● REQUEST
Quote all entries in full, exactly.
Start of INPUT ROWS
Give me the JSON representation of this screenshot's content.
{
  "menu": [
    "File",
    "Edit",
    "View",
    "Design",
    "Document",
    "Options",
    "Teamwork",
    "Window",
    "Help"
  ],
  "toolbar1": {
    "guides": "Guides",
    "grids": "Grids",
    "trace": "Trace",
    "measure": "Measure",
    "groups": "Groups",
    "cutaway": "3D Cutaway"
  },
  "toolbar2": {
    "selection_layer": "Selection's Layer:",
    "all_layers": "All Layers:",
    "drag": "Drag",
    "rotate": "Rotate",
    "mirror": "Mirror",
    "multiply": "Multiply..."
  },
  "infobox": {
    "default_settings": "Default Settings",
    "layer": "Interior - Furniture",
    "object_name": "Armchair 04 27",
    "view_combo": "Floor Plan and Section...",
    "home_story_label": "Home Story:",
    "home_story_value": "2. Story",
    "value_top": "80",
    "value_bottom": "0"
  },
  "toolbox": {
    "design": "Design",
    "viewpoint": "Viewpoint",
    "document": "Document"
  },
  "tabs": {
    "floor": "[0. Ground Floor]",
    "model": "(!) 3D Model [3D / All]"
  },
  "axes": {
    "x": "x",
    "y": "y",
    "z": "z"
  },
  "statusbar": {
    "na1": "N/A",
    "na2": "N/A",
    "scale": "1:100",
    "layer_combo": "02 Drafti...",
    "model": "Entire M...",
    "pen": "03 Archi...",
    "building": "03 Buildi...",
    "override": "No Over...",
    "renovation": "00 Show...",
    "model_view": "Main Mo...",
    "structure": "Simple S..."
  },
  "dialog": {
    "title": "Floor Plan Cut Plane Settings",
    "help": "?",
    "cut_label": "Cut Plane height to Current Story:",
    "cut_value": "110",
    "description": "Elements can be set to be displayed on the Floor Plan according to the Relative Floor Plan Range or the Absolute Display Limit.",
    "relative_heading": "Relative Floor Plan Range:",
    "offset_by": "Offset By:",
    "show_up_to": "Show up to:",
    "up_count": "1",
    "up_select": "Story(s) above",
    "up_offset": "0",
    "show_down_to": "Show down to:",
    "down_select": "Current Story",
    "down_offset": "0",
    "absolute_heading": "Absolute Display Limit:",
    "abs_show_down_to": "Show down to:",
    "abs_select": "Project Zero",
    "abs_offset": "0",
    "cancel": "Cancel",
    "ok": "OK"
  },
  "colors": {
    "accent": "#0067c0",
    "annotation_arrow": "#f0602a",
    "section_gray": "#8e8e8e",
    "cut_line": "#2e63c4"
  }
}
End of INPUT ROWS
● TASK OUTPUT
Give me the JSON representation of this screenshot's content.
{
  "menu": [
    "File",
    "Edit",
    "View",
    "Design",
    "Document",
    "Options",
    "Teamwork",
    "Window",
    "Help"
  ],
  "toolbar1": {
    "guides": "Guides",
    "grids": "Grids",
    "trace": "Trace",
    "measure": "Measure",
    "groups": "Groups",
    "cutaway": "3D Cutaway"
  },
  "toolbar2": {
    "selection_layer": "Selection's Layer:",
    "all_layers": "All Layers:",
    "drag": "Drag",
    "rotate": "Rotate",
    "mirror": "Mirror",
    "multiply": "Multiply..."
  },
  "infobox": {
    "default_settings": "Default Settings",
    "layer": "Interior - Furniture",
    "object_name": "Armchair 04 27",
    "view_combo": "Floor Plan and Section...",
    "home_story_label": "Home Story:",
    "home_story_value": "2. Story",
    "value_top": "80",
    "value_bottom": "0"
  },
  "toolbox": {
    "design": "Design",
    "viewpoint": "Viewpoint",
    "document": "Document"
  },
  "tabs": {
    "floor": "[0. Ground Floor]",
    "model": "(!) 3D Model [3D / All]"
  },
  "axes": {
    "x": "x",
    "y": "y",
    "z": "z"
  },
  "statusbar": {
    "na1": "N/A",
    "na2": "N/A",
    "scale": "1:100",
    "layer_combo": "02 Drafti...",
    "model": "Entire M...",
    "pen": "03 Archi...",
    "building": "03 Buildi...",
    "override": "No Over...",
    "renovation": "00 Show...",
    "model_view": "Main Mo...",
    "structure": "Simple S..."
  },
  "dialog": {
    "title": "Floor Plan Cut Plane Settings",
    "help": "?",
    "cut_label": "Cut Plane height to Current Story:",
    "cut_value": "110",
    "description": "Elements can be set to be displayed on the Floor Plan according to the Relative Floor Plan Range or the Absolute Display Limit.",
    "relative_heading": "Relative Floor Plan Range:",
    "offset_by": "Offset By:",
    "show_up_to": "Show up to:",
    "up_count": "1",
    "up_select": "Story(s) above",
    "up_offset": "0",
    "show_down_to": "Show down to:",
    "down_select": "Current Story",
    "down_offset": "0",
    "absolute_heading": "Absolute Display Limit:",
    "abs_show_down_to": "Show down to:",
    "abs_select": "Project Zero",
    "abs_offset": "0",
    "cancel": "Cancel",
    "ok": "OK"
  },
  "colors": {
    "accent": "#0067c0",
    "annotation_arrow": "#f0602a",
    "section_gray": "#8e8e8e",
    "cut_line": "#2e63c4"
  }
}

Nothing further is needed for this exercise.